What is asked:
Extract the full listing verbatim and drop any pictures from your copy.

↓↓↓

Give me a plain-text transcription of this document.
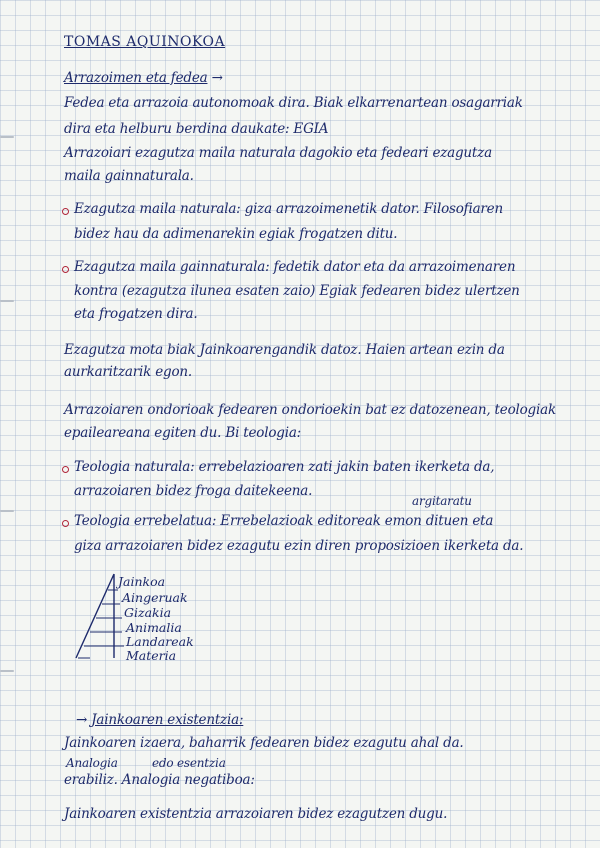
TOMAS AQUINOKOA
Arrazoimen eta fedea →
Fedea eta arrazoia autonomoak dira. Biak elkarrenartean osagarriak
dira eta helburu berdina daukate: EGIA
Arrazoiari ezagutza maila naturala dagokio eta fedeari ezagutza
maila gainnaturala.
Ezagutza maila naturala: giza arrazoimenetik dator. Filosofiaren
bidez hau da adimenarekin egiak frogatzen ditu.
Ezagutza maila gainnaturala: fedetik dator eta da arrazoimenaren
kontra (ezagutza ilunea esaten zaio) Egiak fedearen bidez ulertzen
eta frogatzen dira.
Ezagutza mota biak Jainkoarengandik datoz. Haien artean ezin da
aurkaritzarik egon.
Arrazoiaren ondorioak fedearen ondorioekin bat ez datozenean, teologiak
epaileareana egiten du. Bi teologia:
Teologia naturala: errebelazioaren zati jakin baten ikerketa da,
arrazoiaren bidez froga daitekeena.
argitaratu
Teologia errebelatua: Errebelazioak editoreak emon dituen eta
giza arrazoiaren bidez ezagutu ezin diren proposizioen ikerketa da.
Jainkoa
Aingeruak
Gizakia
Animalia
Landareak
Materia
→ Jainkoaren existentzia:
Jainkoaren izaera, baharrik fedearen bidez ezagutu ahal da.
Analogia	edo esentzia
erabiliz. Analogia negatiboa:
Jainkoaren existentzia arrazoiaren bidez ezagutzen dugu.
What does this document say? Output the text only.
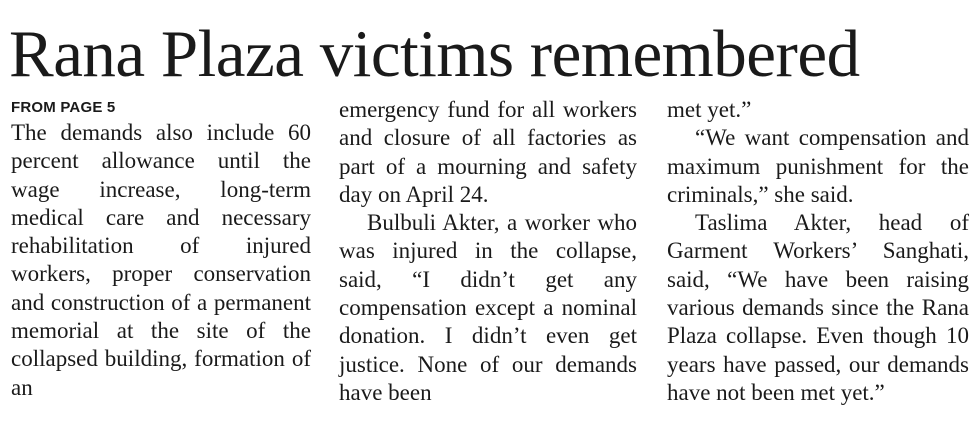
Rana Plaza victims remembered
FROM PAGE 5

The demands also include 60 percent allowance until the wage increase, long-term medical care and necessary rehabilitation of injured workers, proper conservation and construction of a permanent memorial at the site of the collapsed building, formation of an

emergency fund for all workers and closure of all factories as part of a mourning and safety day on April 24.

Bulbuli Akter, a worker who was injured in the collapse, said, “I didn’t get any compensation except a nominal donation. I didn’t even get justice. None of our demands have been

met yet.”

“We want compensation and maximum punishment for the criminals,” she said.

Taslima Akter, head of Garment Workers’ Sanghati, said, “We have been raising various demands since the Rana Plaza collapse. Even though 10 years have passed, our demands have not been met yet.”
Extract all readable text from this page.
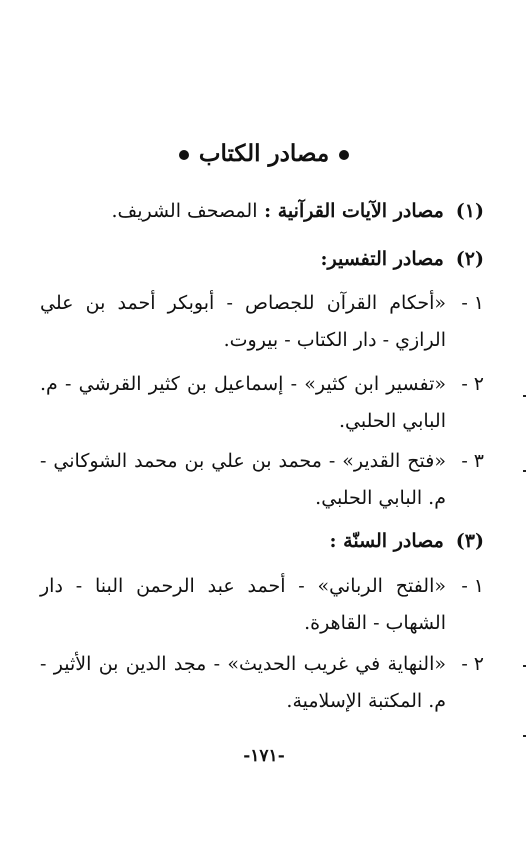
مصادر الكتاب
(١)مصادر الآيات القرآنية : المصحف الشريف.
(٢)مصادر التفسير:
١ -
«أحكام القرآن للجصاص - أبوبكر أحمد بن علي الرازي - دار الكتاب - بيروت.
٢ -
«تفسير ابن كثير» - إسماعيل بن كثير القرشي - م. البابي الحلبي.
٣ -
«فتح القدير» - محمد بن علي بن محمد الشوكاني - م. البابي الحلبي.
(٣)مصادر السنّة :
١ -
«الفتح الرباني» - أحمد عبد الرحمن البنا - دار الشهاب - القاهرة.
٢ -
«النهاية في غريب الحديث» - مجد الدين بن الأثير - م. المكتبة الإسلامية.
-١٧١-
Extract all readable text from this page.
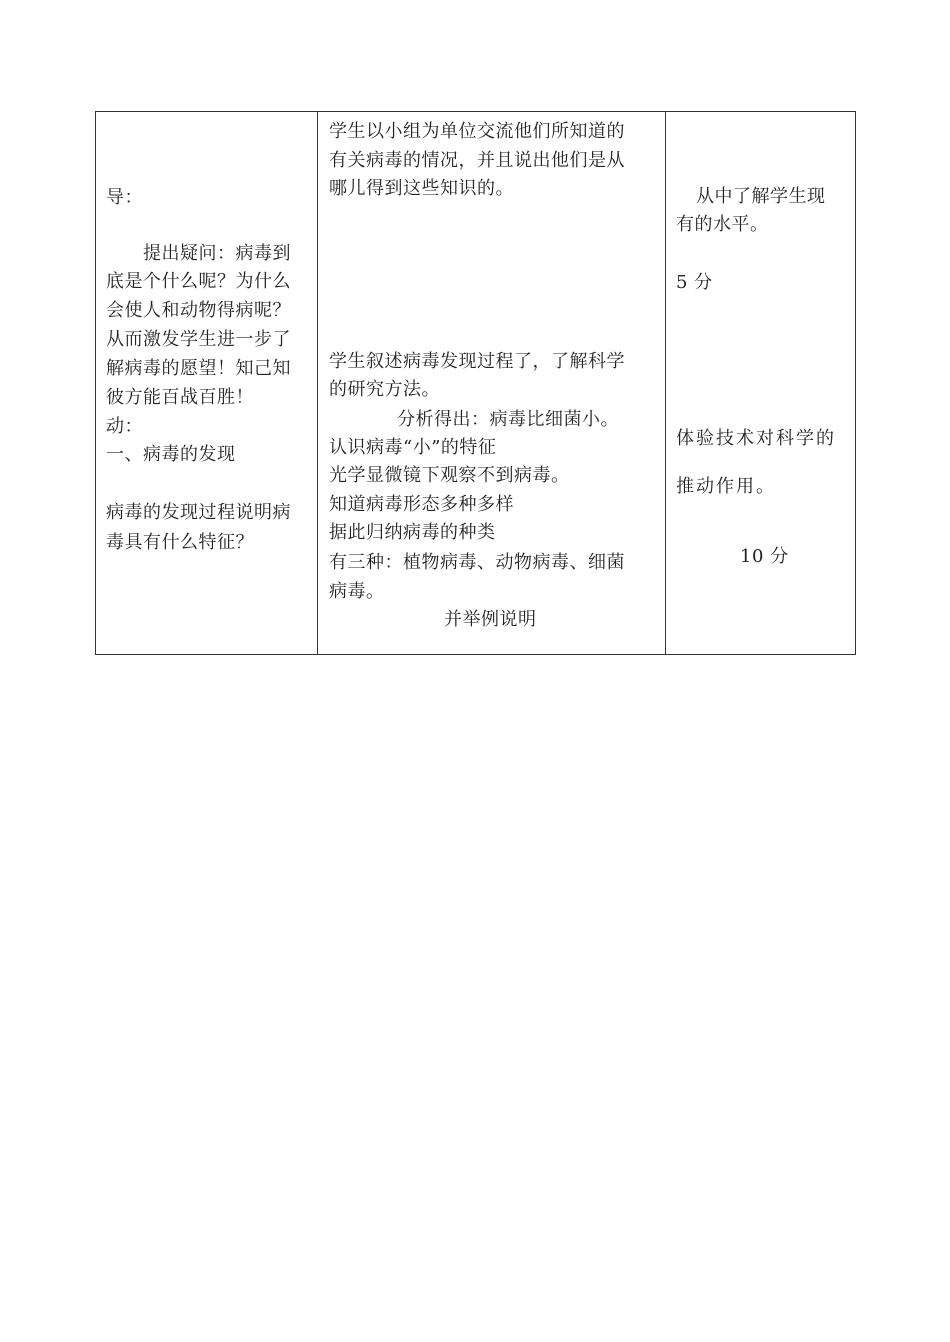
导：
提出疑问：病毒到
底是个什么呢？为什么
会使人和动物得病呢？
从而激发学生进一步了
解病毒的愿望！知己知
彼方能百战百胜！
动：
一、病毒的发现
病毒的发现过程说明病
毒具有什么特征？
学生以小组为单位交流他们所知道的
有关病毒的情况，并且说出他们是从
哪儿得到这些知识的。
学生叙述病毒发现过程了，了解科学
的研究方法。
分析得出：病毒比细菌小。
认识病毒“小”的特征
光学显微镜下观察不到病毒。
知道病毒形态多种多样
据此归纳病毒的种类
有三种：植物病毒、动物病毒、细菌
病毒。
并举例说明
从中了解学生现
有的水平。
5 分
体验技术对科学的
推动作用。
10 分
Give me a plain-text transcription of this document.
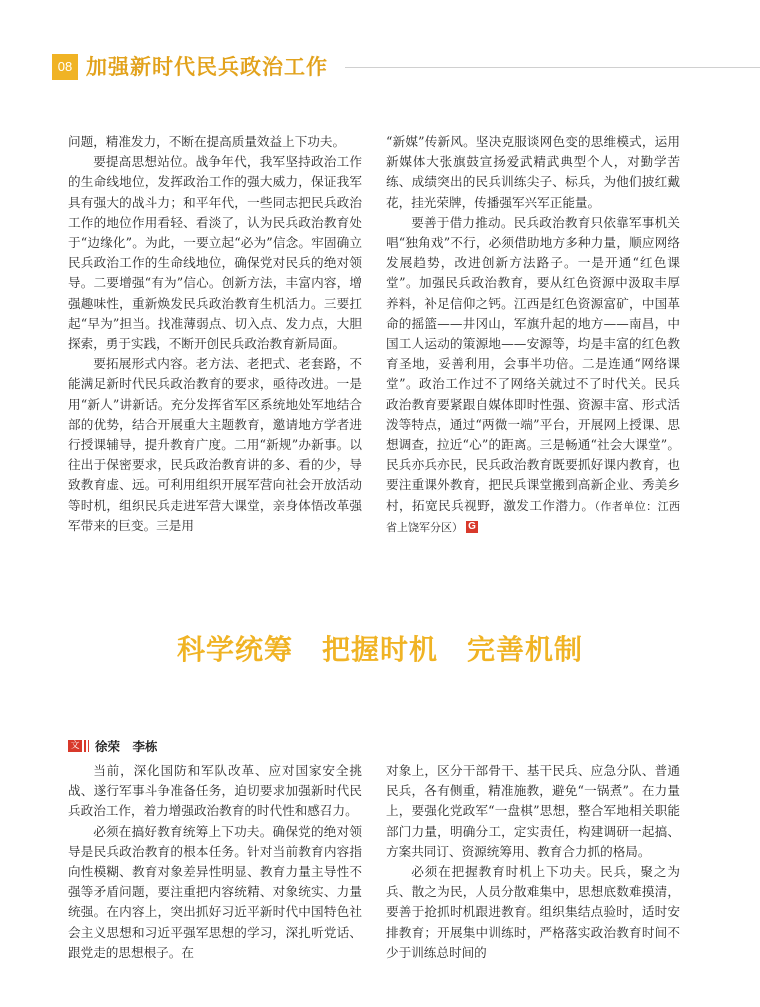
08 加强新时代民兵政治工作

问题，精准发力，不断在提高质量效益上下功夫。

要提高思想站位。战争年代，我军坚持政治工作的生命线地位，发挥政治工作的强大威力，保证我军具有强大的战斗力；和平年代，一些同志把民兵政治工作的地位作用看轻、看淡了，认为民兵政治教育处于“边缘化”。为此，一要立起“必为”信念。牢固确立民兵政治工作的生命线地位，确保党对民兵的绝对领导。二要增强“有为”信心。创新方法，丰富内容，增强趣味性，重新焕发民兵政治教育生机活力。三要扛起“早为”担当。找准薄弱点、切入点、发力点，大胆探索，勇于实践，不断开创民兵政治教育新局面。

要拓展形式内容。老方法、老把式、老套路，不能满足新时代民兵政治教育的要求，亟待改进。一是用“新人”讲新话。充分发挥省军区系统地处军地结合部的优势，结合开展重大主题教育，邀请地方学者进行授课辅导，提升教育广度。二用“新规”办新事。以往出于保密要求，民兵政治教育讲的多、看的少，导致教育虚、远。可利用组织开展军营向社会开放活动等时机，组织民兵走进军营大课堂，亲身体悟改革强军带来的巨变。三是用

“新媒”传新风。坚决克服谈网色变的思维模式，运用新媒体大张旗鼓宣扬爱武精武典型个人，对勤学苦练、成绩突出的民兵训练尖子、标兵，为他们披红戴花，挂光荣牌，传播强军兴军正能量。

要善于借力推动。民兵政治教育只依靠军事机关唱“独角戏”不行，必须借助地方多种力量，顺应网络发展趋势，改进创新方法路子。一是开通“红色课堂”。加强民兵政治教育，要从红色资源中汲取丰厚养料，补足信仰之钙。江西是红色资源富矿，中国革命的摇篮——井冈山，军旗升起的地方——南昌，中国工人运动的策源地——安源等，均是丰富的红色教育圣地，妥善利用，会事半功倍。二是连通“网络课堂”。政治工作过不了网络关就过不了时代关。民兵政治教育要紧跟自媒体即时性强、资源丰富、形式活泼等特点，通过“两微一端”平台，开展网上授课、思想调查，拉近“心”的距离。三是畅通“社会大课堂”。民兵亦兵亦民，民兵政治教育既要抓好课内教育，也要注重课外教育，把民兵课堂搬到高新企业、秀美乡村，拓宽民兵视野，激发工作潜力。（作者单位：江西省上饶军分区） G

科学统筹　把握时机　完善机制
文 徐荣　李栋

当前，深化国防和军队改革、应对国家安全挑战、遂行军事斗争准备任务，迫切要求加强新时代民兵政治工作，着力增强政治教育的时代性和感召力。

必须在搞好教育统筹上下功夫。确保党的绝对领导是民兵政治教育的根本任务。针对当前教育内容指向性模糊、教育对象差异性明显、教育力量主导性不强等矛盾问题，要注重把内容统精、对象统实、力量统强。在内容上，突出抓好习近平新时代中国特色社会主义思想和习近平强军思想的学习，深扎听党话、跟党走的思想根子。在

对象上，区分干部骨干、基干民兵、应急分队、普通民兵，各有侧重，精准施教，避免“一锅煮”。在力量上，要强化党政军“一盘棋”思想，整合军地相关职能部门力量，明确分工，定实责任，构建调研一起搞、方案共同订、资源统筹用、教育合力抓的格局。

必须在把握教育时机上下功夫。民兵，聚之为兵、散之为民，人员分散难集中，思想底数难摸清，要善于抢抓时机跟进教育。组织集结点验时，适时安排教育；开展集中训练时，严格落实政治教育时间不少于训练总时间的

↑↑↑

Result below:
Give me a plain-text transcription of this document.
TOMAS AQUINOKOA
Arrazoimen eta fedea →
Fedea eta arrazoia autonomoak dira. Biak elkarrenartean osagarriak
dira eta helburu berdina daukate: EGIA
Arrazoiari ezagutza maila naturala dagokio eta fedeari ezagutza
maila gainnaturala.
Ezagutza maila naturala: giza arrazoimenetik dator. Filosofiaren
bidez hau da adimenarekin egiak frogatzen ditu.
Ezagutza maila gainnaturala: fedetik dator eta da arrazoimenaren
kontra (ezagutza ilunea esaten zaio) Egiak fedearen bidez ulertzen
eta frogatzen dira.
Ezagutza mota biak Jainkoarengandik datoz. Haien artean ezin da
aurkaritzarik egon.
Arrazoiaren ondorioak fedearen ondorioekin bat ez datozenean, teologiak
epaileareana egiten du. Bi teologia:
Teologia naturala: errebelazioaren zati jakin baten ikerketa da,
arrazoiaren bidez froga daitekeena.
argitaratu
Teologia errebelatua: Errebelazioak editoreak emon dituen eta
giza arrazoiaren bidez ezagutu ezin diren proposizioen ikerketa da.
Jainkoa
Aingeruak
Gizakia
Animalia
Landareak
Materia
→ Jainkoaren existentzia:
Jainkoaren izaera, baharrik fedearen bidez ezagutu ahal da.
Analogia	edo esentzia
erabiliz. Analogia negatiboa:
Jainkoaren existentzia arrazoiaren bidez ezagutzen dugu.
What does this document say? Output the text only.
Rana Plaza victims remembered
FROM PAGE 5

The demands also include 60 percent allowance until the wage increase, long-term medical care and necessary rehabilitation of injured workers, proper conservation and construction of a permanent memorial at the site of the collapsed building, formation of an

emergency fund for all workers and closure of all factories as part of a mourning and safety day on April 24.

Bulbuli Akter, a worker who was injured in the collapse, said, “I didn’t get any compensation except a nominal donation. I didn’t even get justice. None of our demands have been

met yet.”

“We want compensation and maximum punishment for the criminals,” she said.

Taslima Akter, head of Garment Workers’ Sanghati, said, “We have been raising various demands since the Rana Plaza collapse. Even though 10 years have passed, our demands have not been met yet.”
Extract all readable text from this page.
مصادر الكتاب
(١)مصادر الآيات القرآنية : المصحف الشريف.
(٢)مصادر التفسير:
١ -
«أحكام القرآن للجصاص - أبوبكر أحمد بن علي الرازي - دار الكتاب - بيروت.
٢ -
«تفسير ابن كثير» - إسماعيل بن كثير القرشي - م. البابي الحلبي.
٣ -
«فتح القدير» - محمد بن علي بن محمد الشوكاني - م. البابي الحلبي.
(٣)مصادر السنّة :
١ -
«الفتح الرباني» - أحمد عبد الرحمن البنا - دار الشهاب - القاهرة.
٢ -
«النهاية في غريب الحديث» - مجد الدين بن الأثير - م. المكتبة الإسلامية.
-١٧١-
Extract all readable text from this page.
导：
提出疑问：病毒到
底是个什么呢？为什么
会使人和动物得病呢？
从而激发学生进一步了
解病毒的愿望！知己知
彼方能百战百胜！
动：
一、病毒的发现
病毒的发现过程说明病
毒具有什么特征？
学生以小组为单位交流他们所知道的
有关病毒的情况，并且说出他们是从
哪儿得到这些知识的。
学生叙述病毒发现过程了，了解科学
的研究方法。
分析得出：病毒比细菌小。
认识病毒“小”的特征
光学显微镜下观察不到病毒。
知道病毒形态多种多样
据此归纳病毒的种类
有三种：植物病毒、动物病毒、细菌
病毒。
并举例说明
从中了解学生现
有的水平。
5 分
体验技术对科学的
推动作用。
10 分
Give me a plain-text transcription of this document.
08 加强新时代民兵政治工作

问题，精准发力，不断在提高质量效益上下功夫。

要提高思想站位。战争年代，我军坚持政治工作的生命线地位，发挥政治工作的强大威力，保证我军具有强大的战斗力；和平年代，一些同志把民兵政治工作的地位作用看轻、看淡了，认为民兵政治教育处于“边缘化”。为此，一要立起“必为”信念。牢固确立民兵政治工作的生命线地位，确保党对民兵的绝对领导。二要增强“有为”信心。创新方法，丰富内容，增强趣味性，重新焕发民兵政治教育生机活力。三要扛起“早为”担当。找准薄弱点、切入点、发力点，大胆探索，勇于实践，不断开创民兵政治教育新局面。

要拓展形式内容。老方法、老把式、老套路，不能满足新时代民兵政治教育的要求，亟待改进。一是用“新人”讲新话。充分发挥省军区系统地处军地结合部的优势，结合开展重大主题教育，邀请地方学者进行授课辅导，提升教育广度。二用“新规”办新事。以往出于保密要求，民兵政治教育讲的多、看的少，导致教育虚、远。可利用组织开展军营向社会开放活动等时机，组织民兵走进军营大课堂，亲身体悟改革强军带来的巨变。三是用

“新媒”传新风。坚决克服谈网色变的思维模式，运用新媒体大张旗鼓宣扬爱武精武典型个人，对勤学苦练、成绩突出的民兵训练尖子、标兵，为他们披红戴花，挂光荣牌，传播强军兴军正能量。

要善于借力推动。民兵政治教育只依靠军事机关唱“独角戏”不行，必须借助地方多种力量，顺应网络发展趋势，改进创新方法路子。一是开通“红色课堂”。加强民兵政治教育，要从红色资源中汲取丰厚养料，补足信仰之钙。江西是红色资源富矿，中国革命的摇篮——井冈山，军旗升起的地方——南昌，中国工人运动的策源地——安源等，均是丰富的红色教育圣地，妥善利用，会事半功倍。二是连通“网络课堂”。政治工作过不了网络关就过不了时代关。民兵政治教育要紧跟自媒体即时性强、资源丰富、形式活泼等特点，通过“两微一端”平台，开展网上授课、思想调查，拉近“心”的距离。三是畅通“社会大课堂”。民兵亦兵亦民，民兵政治教育既要抓好课内教育，也要注重课外教育，把民兵课堂搬到高新企业、秀美乡村，拓宽民兵视野，激发工作潜力。（作者单位：江西省上饶军分区） G

科学统筹　把握时机　完善机制
文 徐荣　李栋

当前，深化国防和军队改革、应对国家安全挑战、遂行军事斗争准备任务，迫切要求加强新时代民兵政治工作，着力增强政治教育的时代性和感召力。

必须在搞好教育统筹上下功夫。确保党的绝对领导是民兵政治教育的根本任务。针对当前教育内容指向性模糊、教育对象差异性明显、教育力量主导性不强等矛盾问题，要注重把内容统精、对象统实、力量统强。在内容上，突出抓好习近平新时代中国特色社会主义思想和习近平强军思想的学习，深扎听党话、跟党走的思想根子。在

对象上，区分干部骨干、基干民兵、应急分队、普通民兵，各有侧重，精准施教，避免“一锅煮”。在力量上，要强化党政军“一盘棋”思想，整合军地相关职能部门力量，明确分工，定实责任，构建调研一起搞、方案共同订、资源统筹用、教育合力抓的格局。

必须在把握教育时机上下功夫。民兵，聚之为兵、散之为民，人员分散难集中，思想底数难摸清，要善于抢抓时机跟进教育。组织集结点验时，适时安排教育；开展集中训练时，严格落实政治教育时间不少于训练总时间的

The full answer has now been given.